→ **What you will do**
Count how many lines contain the word "Funds". Respond with the number alone.

→ **Supplied data**
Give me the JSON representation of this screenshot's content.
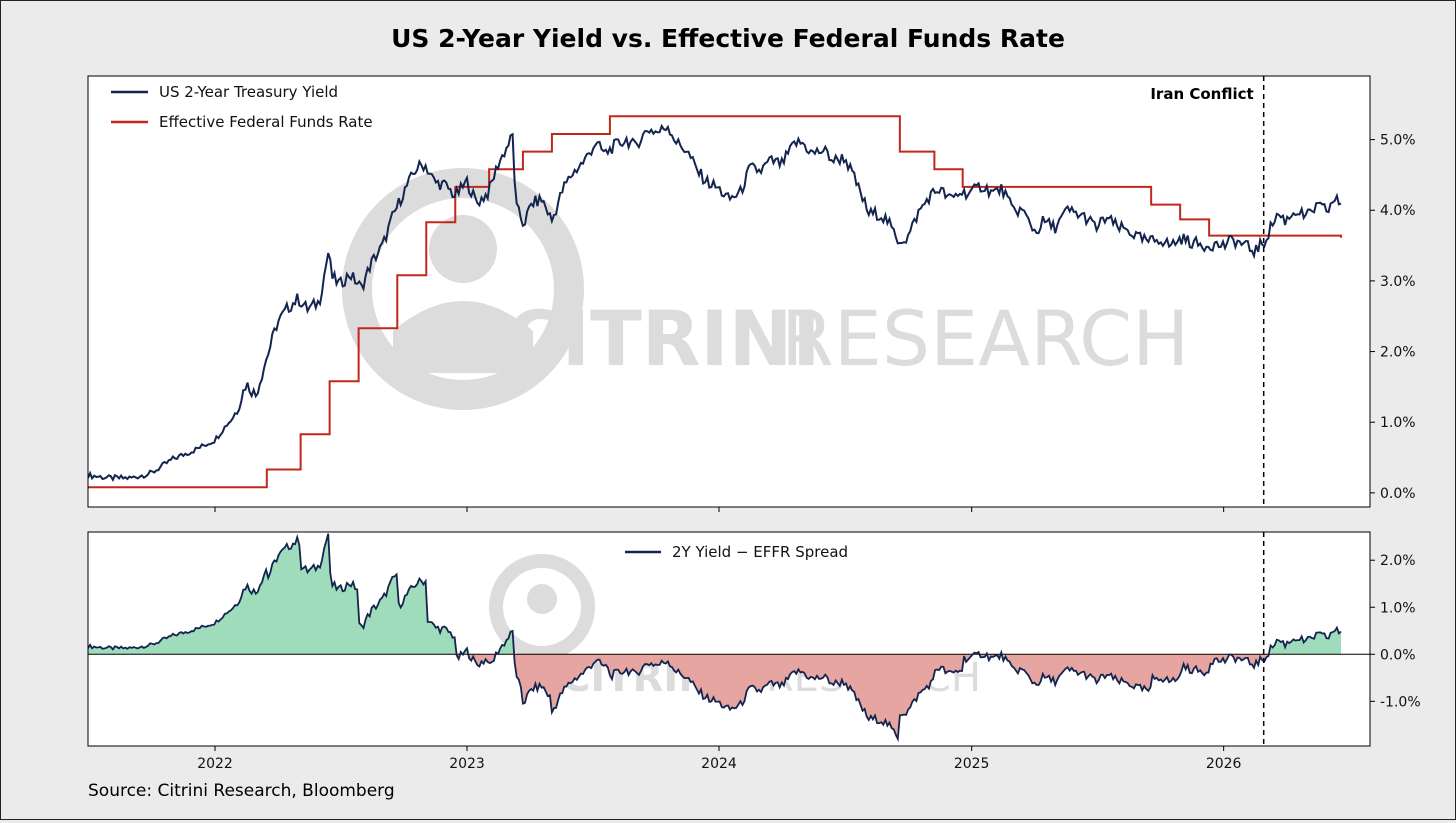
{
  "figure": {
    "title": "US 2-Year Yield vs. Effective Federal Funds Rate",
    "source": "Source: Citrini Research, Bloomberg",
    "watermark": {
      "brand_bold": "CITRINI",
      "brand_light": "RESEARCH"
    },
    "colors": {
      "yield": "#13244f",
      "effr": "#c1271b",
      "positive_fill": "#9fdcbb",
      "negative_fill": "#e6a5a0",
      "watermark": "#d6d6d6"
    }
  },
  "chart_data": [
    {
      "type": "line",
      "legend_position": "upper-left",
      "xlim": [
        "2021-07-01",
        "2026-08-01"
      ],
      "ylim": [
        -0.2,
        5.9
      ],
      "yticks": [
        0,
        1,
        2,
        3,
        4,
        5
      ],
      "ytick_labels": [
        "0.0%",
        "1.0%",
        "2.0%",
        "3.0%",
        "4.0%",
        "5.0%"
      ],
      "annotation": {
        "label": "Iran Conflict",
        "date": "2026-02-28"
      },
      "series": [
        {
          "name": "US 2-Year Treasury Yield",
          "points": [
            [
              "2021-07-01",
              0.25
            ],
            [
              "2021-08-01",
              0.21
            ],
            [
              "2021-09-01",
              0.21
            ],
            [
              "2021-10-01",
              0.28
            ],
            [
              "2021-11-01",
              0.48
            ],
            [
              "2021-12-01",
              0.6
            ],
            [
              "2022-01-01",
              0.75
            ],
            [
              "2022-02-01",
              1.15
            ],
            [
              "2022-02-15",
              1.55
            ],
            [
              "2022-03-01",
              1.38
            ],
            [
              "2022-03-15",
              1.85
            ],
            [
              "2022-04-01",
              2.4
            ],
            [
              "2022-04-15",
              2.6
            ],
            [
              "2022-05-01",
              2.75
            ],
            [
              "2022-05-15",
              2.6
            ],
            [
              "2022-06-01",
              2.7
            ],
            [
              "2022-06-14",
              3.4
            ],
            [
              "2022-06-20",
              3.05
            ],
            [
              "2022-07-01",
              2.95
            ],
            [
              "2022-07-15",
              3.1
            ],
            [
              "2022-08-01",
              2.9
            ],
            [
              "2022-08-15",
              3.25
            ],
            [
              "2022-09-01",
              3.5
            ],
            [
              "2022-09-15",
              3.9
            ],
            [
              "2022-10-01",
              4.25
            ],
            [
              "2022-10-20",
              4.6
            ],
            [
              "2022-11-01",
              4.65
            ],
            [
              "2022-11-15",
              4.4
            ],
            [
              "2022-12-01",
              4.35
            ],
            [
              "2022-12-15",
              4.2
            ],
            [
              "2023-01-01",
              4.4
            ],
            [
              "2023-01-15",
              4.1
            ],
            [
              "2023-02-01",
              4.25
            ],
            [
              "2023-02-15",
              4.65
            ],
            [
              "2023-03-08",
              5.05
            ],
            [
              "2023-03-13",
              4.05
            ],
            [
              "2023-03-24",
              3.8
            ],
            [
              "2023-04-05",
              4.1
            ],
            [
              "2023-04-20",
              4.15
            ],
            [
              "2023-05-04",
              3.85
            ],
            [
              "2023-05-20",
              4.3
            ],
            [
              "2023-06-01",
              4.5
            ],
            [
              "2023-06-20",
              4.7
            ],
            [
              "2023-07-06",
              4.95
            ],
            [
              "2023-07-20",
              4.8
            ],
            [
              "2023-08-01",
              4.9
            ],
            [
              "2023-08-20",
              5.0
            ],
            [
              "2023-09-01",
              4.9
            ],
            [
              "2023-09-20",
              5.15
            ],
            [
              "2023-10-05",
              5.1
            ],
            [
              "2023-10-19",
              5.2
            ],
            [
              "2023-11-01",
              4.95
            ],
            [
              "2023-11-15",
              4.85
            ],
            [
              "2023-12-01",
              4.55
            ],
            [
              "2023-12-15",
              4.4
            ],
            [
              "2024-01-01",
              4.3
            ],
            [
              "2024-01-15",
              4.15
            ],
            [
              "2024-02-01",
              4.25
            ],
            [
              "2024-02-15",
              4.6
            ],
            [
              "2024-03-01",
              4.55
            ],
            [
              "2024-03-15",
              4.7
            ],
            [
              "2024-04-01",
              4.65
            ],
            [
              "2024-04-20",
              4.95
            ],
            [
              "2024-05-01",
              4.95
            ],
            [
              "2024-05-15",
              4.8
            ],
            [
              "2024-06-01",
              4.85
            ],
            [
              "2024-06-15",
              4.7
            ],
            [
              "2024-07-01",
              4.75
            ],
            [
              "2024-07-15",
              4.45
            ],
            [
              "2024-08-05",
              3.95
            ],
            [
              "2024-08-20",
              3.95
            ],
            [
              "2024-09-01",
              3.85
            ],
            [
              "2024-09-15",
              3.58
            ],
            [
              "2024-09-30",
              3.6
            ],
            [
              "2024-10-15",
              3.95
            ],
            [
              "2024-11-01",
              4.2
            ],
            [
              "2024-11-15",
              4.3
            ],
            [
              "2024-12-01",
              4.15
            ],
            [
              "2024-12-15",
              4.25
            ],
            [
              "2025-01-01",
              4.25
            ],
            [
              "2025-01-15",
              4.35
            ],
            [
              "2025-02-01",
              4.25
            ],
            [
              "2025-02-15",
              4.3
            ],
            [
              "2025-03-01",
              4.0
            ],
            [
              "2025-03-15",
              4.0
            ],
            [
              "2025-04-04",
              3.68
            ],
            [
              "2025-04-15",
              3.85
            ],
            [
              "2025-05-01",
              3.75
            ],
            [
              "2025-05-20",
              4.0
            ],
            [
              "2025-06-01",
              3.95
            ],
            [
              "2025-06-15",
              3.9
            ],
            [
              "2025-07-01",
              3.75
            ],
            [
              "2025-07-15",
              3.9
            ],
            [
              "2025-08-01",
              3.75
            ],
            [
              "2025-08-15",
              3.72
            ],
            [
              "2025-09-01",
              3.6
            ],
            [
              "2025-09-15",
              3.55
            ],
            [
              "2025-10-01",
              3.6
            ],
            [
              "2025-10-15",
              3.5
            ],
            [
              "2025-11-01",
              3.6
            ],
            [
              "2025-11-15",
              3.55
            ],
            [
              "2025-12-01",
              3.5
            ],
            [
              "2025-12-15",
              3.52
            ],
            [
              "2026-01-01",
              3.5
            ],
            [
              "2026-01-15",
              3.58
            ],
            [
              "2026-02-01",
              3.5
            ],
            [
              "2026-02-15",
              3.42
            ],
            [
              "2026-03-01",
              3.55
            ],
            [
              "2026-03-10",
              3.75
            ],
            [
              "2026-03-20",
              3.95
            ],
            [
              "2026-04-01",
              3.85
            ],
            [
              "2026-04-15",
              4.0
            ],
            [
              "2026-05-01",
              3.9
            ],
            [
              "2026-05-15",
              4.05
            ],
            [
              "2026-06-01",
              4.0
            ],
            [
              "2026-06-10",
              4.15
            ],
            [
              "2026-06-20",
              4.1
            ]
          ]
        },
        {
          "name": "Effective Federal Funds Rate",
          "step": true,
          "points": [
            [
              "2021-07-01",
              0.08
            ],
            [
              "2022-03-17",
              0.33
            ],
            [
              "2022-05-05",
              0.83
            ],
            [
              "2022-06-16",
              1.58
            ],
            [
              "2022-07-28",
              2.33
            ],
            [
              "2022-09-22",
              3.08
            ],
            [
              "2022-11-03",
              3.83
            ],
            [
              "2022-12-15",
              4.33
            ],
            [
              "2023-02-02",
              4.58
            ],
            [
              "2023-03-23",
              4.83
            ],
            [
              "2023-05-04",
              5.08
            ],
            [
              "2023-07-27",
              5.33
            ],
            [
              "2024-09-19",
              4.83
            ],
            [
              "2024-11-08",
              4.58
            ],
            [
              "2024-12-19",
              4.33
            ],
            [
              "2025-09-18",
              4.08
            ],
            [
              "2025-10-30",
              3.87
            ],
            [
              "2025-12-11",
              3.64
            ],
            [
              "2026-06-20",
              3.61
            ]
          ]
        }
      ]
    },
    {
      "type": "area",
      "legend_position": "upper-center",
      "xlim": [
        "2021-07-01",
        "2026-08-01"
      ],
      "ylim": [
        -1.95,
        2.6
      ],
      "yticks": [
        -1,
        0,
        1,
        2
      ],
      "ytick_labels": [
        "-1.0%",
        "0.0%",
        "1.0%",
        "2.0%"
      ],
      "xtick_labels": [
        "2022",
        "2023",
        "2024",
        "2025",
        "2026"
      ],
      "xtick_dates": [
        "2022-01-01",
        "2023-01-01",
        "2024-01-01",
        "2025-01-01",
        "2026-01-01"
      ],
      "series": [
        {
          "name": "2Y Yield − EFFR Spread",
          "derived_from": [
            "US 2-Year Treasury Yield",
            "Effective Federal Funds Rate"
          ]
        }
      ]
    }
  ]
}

→ **Written answer**
3